What is needed
Check every line of the material below for the string "último", and return the ones that have it.

Collection entries
— start —
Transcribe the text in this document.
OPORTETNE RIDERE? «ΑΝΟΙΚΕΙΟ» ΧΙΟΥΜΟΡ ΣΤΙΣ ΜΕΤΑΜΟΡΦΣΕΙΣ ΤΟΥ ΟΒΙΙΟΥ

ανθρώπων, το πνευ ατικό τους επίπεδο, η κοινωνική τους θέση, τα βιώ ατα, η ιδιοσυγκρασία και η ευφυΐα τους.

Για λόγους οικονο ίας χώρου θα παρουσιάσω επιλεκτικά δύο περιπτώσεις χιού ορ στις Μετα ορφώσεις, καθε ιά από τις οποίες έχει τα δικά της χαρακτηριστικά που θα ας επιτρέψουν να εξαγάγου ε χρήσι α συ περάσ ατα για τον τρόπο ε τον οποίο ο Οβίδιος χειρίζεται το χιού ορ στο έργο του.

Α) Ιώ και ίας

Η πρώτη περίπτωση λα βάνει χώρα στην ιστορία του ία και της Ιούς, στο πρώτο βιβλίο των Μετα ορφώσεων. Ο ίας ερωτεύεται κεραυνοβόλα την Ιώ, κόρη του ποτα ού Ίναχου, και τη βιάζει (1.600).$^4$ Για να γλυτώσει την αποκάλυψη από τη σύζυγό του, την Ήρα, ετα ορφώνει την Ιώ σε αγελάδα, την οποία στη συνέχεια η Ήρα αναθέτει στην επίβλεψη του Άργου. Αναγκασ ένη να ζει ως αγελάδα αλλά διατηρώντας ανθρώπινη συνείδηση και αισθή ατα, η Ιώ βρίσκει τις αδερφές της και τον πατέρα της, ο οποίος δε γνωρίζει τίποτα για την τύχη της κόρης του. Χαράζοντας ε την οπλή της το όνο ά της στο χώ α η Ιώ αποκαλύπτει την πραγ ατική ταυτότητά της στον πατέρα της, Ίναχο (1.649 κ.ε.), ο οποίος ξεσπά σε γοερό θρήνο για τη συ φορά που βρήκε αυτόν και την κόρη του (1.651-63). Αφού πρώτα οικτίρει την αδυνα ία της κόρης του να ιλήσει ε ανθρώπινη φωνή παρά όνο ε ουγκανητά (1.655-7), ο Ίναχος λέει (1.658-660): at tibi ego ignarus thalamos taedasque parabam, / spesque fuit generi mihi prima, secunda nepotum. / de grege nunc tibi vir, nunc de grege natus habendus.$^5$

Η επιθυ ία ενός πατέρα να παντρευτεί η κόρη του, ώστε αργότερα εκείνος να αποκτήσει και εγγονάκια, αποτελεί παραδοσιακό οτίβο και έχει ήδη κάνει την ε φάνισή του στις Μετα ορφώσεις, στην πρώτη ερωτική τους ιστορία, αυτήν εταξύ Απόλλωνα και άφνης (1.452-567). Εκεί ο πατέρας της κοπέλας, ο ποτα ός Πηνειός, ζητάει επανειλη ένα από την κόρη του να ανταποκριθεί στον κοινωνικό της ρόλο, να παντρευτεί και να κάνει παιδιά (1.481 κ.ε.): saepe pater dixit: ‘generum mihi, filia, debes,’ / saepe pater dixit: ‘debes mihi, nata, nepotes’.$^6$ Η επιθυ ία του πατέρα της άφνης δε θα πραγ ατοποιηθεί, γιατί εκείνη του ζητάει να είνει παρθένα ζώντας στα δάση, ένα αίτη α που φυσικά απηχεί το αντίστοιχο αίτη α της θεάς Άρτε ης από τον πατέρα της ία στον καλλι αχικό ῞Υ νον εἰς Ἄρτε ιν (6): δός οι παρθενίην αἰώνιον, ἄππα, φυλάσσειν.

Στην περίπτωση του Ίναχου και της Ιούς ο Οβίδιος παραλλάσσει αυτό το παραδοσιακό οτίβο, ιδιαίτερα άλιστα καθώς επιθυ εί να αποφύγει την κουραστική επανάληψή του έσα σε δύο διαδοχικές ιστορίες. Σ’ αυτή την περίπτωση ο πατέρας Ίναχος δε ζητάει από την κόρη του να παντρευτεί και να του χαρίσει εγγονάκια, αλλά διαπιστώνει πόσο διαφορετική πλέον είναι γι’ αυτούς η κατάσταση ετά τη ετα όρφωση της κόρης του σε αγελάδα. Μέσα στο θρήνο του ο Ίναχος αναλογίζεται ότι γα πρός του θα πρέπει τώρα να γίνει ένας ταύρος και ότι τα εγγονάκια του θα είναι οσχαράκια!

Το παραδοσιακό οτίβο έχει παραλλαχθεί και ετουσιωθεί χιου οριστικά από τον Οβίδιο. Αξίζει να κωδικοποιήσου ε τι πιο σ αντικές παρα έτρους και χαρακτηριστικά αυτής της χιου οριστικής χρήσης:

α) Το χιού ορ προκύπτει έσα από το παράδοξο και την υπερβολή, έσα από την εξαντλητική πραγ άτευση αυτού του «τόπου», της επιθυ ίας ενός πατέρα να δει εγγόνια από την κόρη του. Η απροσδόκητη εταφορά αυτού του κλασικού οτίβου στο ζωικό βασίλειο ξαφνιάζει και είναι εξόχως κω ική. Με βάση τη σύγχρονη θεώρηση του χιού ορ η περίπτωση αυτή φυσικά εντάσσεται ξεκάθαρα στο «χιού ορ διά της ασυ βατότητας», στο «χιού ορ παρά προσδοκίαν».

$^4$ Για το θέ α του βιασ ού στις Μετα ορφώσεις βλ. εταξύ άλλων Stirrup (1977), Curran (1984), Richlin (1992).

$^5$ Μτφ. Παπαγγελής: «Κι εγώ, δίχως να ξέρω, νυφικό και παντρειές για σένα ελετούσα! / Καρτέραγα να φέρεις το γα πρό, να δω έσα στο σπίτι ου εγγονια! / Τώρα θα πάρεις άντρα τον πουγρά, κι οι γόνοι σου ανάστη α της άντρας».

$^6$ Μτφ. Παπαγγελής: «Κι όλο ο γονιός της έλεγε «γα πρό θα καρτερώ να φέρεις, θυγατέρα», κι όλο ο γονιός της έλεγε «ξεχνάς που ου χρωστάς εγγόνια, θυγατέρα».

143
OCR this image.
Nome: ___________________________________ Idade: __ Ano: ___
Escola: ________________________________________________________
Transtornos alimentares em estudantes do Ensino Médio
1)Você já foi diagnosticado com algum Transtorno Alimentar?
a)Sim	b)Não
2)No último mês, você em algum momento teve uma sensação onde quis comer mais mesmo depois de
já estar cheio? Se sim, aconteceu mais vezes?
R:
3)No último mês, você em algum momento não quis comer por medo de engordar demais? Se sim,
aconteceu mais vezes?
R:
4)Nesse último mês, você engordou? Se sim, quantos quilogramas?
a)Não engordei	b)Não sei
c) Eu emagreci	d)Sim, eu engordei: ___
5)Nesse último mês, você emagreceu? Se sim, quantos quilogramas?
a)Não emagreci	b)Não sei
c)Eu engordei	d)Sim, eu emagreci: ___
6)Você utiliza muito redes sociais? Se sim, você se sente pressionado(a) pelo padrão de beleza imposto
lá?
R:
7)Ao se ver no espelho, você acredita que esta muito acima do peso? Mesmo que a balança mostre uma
— end —
Answer
2)No último mês, você em algum momento teve uma sensação onde quis comer mais mesmo depois de
3)No último mês, você em algum momento não quis comer por medo de engordar demais? Se sim,
4)Nesse último mês, você engordou? Se sim, quantos quilogramas?
5)Nesse último mês, você emagreceu? Se sim, quantos quilogramas?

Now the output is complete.